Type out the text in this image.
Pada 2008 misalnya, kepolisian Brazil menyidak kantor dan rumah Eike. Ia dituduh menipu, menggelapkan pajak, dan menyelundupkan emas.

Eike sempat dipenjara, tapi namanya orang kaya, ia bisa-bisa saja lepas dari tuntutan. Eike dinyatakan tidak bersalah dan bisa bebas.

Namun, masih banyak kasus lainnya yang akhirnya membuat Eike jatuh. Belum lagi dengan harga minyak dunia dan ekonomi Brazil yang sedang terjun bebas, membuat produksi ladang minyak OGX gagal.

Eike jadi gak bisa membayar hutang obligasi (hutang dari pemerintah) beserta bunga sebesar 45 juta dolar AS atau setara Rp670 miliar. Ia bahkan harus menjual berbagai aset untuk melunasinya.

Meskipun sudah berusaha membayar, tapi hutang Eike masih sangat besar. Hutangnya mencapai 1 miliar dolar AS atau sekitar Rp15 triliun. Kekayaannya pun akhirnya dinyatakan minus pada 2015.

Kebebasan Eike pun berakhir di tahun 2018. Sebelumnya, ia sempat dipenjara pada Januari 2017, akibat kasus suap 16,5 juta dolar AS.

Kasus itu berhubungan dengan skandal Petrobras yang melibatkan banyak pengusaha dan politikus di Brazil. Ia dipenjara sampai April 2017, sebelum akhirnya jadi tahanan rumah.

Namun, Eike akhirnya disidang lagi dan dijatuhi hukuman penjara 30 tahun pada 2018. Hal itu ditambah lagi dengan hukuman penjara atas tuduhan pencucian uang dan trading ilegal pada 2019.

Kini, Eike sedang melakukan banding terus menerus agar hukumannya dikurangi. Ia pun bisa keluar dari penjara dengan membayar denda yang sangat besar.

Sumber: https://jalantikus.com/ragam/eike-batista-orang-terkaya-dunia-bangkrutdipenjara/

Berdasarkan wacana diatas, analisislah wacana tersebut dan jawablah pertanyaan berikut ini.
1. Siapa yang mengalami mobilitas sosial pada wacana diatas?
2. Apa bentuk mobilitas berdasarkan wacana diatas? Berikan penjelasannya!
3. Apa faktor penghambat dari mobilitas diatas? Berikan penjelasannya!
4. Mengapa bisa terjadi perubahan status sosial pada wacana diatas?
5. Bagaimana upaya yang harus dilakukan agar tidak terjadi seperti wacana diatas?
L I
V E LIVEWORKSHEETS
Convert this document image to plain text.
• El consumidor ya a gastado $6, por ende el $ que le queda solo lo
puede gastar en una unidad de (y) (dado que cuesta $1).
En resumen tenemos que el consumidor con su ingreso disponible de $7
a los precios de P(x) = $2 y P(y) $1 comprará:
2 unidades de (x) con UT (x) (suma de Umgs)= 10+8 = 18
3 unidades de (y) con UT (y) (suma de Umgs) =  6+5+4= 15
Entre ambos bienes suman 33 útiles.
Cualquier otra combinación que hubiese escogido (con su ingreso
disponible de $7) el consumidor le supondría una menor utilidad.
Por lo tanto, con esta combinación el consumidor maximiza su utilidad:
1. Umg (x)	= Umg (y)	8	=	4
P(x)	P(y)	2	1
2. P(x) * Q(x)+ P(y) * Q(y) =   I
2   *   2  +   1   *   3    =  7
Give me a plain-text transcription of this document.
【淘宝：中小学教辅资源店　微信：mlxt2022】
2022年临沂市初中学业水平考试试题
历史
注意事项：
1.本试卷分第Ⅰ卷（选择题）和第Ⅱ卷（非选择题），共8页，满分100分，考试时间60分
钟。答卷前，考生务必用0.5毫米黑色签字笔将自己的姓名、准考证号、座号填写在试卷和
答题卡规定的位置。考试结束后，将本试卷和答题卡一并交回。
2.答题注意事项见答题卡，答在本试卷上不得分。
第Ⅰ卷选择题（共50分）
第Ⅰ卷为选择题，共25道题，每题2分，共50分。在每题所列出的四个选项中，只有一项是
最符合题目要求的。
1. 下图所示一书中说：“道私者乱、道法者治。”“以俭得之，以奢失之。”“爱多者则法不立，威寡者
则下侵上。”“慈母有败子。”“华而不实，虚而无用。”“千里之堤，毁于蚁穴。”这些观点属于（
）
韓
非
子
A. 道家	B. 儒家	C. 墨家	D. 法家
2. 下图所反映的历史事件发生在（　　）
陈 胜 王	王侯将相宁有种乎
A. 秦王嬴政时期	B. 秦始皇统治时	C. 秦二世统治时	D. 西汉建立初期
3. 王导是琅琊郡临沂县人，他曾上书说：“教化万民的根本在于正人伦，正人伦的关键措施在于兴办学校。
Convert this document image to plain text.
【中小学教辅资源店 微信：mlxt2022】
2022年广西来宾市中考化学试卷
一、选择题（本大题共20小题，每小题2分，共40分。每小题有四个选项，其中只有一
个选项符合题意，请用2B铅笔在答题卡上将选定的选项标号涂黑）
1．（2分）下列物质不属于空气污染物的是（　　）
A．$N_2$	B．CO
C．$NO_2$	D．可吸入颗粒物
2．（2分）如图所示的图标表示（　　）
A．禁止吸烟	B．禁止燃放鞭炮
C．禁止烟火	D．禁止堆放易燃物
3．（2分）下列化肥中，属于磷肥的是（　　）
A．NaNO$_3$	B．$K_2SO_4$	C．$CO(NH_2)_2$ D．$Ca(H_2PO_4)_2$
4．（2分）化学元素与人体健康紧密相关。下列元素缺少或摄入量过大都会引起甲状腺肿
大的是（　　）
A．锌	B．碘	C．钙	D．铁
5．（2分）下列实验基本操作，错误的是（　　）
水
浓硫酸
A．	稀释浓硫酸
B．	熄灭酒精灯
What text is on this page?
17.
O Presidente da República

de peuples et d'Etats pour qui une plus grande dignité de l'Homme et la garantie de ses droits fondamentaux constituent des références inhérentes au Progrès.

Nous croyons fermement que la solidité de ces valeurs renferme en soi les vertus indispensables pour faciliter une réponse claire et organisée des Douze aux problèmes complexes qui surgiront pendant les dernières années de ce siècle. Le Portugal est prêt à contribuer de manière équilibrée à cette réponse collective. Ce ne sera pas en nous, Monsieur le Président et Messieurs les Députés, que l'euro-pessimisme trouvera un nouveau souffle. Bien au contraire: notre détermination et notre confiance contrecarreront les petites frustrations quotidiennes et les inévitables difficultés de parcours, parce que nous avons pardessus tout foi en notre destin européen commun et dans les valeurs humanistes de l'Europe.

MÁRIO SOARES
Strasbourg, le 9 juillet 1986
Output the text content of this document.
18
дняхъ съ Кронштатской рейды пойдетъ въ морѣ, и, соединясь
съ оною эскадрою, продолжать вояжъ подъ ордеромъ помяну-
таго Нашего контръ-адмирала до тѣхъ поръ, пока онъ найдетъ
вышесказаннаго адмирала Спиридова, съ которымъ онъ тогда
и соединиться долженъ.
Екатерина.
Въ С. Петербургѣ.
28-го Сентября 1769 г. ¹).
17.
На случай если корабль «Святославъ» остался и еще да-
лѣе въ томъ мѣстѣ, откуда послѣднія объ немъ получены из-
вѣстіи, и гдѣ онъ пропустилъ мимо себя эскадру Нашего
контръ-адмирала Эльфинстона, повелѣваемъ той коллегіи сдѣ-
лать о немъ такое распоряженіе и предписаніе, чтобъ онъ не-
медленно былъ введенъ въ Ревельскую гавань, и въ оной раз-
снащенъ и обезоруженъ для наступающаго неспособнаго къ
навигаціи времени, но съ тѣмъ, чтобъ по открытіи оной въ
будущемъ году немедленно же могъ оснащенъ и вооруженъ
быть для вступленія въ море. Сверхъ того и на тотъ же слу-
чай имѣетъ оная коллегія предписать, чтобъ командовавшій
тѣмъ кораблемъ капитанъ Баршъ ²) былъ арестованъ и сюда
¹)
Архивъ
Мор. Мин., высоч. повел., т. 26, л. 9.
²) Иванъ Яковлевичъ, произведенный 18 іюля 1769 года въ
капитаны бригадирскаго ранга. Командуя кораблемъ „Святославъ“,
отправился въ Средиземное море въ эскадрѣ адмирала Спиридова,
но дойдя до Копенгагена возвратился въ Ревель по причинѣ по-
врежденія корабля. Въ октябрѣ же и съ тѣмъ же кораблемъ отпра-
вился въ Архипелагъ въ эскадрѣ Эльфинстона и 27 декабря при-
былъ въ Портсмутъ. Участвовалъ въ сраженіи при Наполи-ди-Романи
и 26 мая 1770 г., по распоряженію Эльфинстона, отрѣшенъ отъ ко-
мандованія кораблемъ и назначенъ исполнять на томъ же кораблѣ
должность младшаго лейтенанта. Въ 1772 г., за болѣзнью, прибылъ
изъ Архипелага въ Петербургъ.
++++++++++
Goal » Find the line containing "Output the text content of this document." in the material above. Print it and every line after it through the end, exactly and only those.

Worked answer »
Output the text content of this document.
18
дняхъ съ Кронштатской рейды пойдетъ въ морѣ, и, соединясь
съ оною эскадрою, продолжать вояжъ подъ ордеромъ помяну-
таго Нашего контръ-адмирала до тѣхъ поръ, пока онъ найдетъ
вышесказаннаго адмирала Спиридова, съ которымъ онъ тогда
и соединиться долженъ.
Екатерина.
Въ С. Петербургѣ.
28-го Сентября 1769 г. ¹).
17.
На случай если корабль «Святославъ» остался и еще да-
лѣе въ томъ мѣстѣ, откуда послѣднія объ немъ получены из-
вѣстіи, и гдѣ онъ пропустилъ мимо себя эскадру Нашего
контръ-адмирала Эльфинстона, повелѣваемъ той коллегіи сдѣ-
лать о немъ такое распоряженіе и предписаніе, чтобъ онъ не-
медленно былъ введенъ въ Ревельскую гавань, и въ оной раз-
снащенъ и обезоруженъ для наступающаго неспособнаго къ
навигаціи времени, но съ тѣмъ, чтобъ по открытіи оной въ
будущемъ году немедленно же могъ оснащенъ и вооруженъ
быть для вступленія въ море. Сверхъ того и на тотъ же слу-
чай имѣетъ оная коллегія предписать, чтобъ командовавшій
тѣмъ кораблемъ капитанъ Баршъ ²) былъ арестованъ и сюда
¹)
Архивъ
Мор. Мин., высоч. повел., т. 26, л. 9.
²) Иванъ Яковлевичъ, произведенный 18 іюля 1769 года въ
капитаны бригадирскаго ранга. Командуя кораблемъ „Святославъ“,
отправился въ Средиземное море въ эскадрѣ адмирала Спиридова,
но дойдя до Копенгагена возвратился въ Ревель по причинѣ по-
врежденія корабля. Въ октябрѣ же и съ тѣмъ же кораблемъ отпра-
вился въ Архипелагъ въ эскадрѣ Эльфинстона и 27 декабря при-
былъ въ Портсмутъ. Участвовалъ въ сраженіи при Наполи-ди-Романи
и 26 мая 1770 г., по распоряженію Эльфинстона, отрѣшенъ отъ ко-
мандованія кораблемъ и назначенъ исполнять на томъ же кораблѣ
должность младшаго лейтенанта. Въ 1772 г., за болѣзнью, прибылъ
изъ Архипелага въ Петербургъ.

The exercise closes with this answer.